Dataset extract >>

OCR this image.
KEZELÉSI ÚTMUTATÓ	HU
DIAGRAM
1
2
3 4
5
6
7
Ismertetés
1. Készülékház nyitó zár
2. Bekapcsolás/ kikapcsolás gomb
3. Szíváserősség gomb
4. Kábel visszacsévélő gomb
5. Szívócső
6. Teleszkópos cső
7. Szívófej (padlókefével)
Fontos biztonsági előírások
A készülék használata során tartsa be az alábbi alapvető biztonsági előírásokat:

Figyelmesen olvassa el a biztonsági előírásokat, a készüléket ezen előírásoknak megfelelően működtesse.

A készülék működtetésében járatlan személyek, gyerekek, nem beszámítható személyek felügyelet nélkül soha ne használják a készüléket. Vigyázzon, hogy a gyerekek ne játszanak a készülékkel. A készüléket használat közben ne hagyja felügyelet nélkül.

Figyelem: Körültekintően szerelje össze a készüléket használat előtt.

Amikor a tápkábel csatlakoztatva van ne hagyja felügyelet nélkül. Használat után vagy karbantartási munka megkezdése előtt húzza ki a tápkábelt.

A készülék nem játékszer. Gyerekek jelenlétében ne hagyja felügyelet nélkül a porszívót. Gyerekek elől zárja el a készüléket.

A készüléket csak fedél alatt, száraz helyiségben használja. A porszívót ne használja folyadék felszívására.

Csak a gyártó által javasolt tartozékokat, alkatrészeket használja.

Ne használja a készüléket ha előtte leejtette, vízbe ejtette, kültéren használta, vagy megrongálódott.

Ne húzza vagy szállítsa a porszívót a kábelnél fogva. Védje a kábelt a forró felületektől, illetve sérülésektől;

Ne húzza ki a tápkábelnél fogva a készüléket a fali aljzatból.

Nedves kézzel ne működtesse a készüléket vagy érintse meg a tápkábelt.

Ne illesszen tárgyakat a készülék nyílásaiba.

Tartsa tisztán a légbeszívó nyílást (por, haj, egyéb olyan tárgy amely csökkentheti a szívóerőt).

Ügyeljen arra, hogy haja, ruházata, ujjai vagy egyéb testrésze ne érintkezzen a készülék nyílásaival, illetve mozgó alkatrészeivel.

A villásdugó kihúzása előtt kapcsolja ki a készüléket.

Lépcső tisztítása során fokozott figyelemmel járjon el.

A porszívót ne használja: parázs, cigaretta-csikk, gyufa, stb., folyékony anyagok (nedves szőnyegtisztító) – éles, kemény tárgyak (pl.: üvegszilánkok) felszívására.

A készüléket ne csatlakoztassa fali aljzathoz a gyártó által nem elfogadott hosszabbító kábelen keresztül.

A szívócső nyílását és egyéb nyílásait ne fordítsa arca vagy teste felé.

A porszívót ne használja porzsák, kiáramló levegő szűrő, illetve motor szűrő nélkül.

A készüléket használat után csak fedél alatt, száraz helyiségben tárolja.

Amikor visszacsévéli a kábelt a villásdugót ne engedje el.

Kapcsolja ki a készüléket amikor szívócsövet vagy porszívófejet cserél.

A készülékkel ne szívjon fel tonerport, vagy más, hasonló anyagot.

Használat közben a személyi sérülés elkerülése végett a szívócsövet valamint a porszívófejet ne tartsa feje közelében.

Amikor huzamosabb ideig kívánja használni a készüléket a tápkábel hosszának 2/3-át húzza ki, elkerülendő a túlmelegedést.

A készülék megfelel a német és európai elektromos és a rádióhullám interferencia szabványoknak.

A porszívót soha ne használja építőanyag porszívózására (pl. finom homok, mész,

Exercise >> Your task is to collect every line above that contains the word "fedél".

Completed exercise >>
A készüléket csak fedél alatt, száraz helyiségben használja. A porszívót ne használja folyadék felszívására.
A készüléket használat után csak fedél alatt, száraz helyiségben tárolja.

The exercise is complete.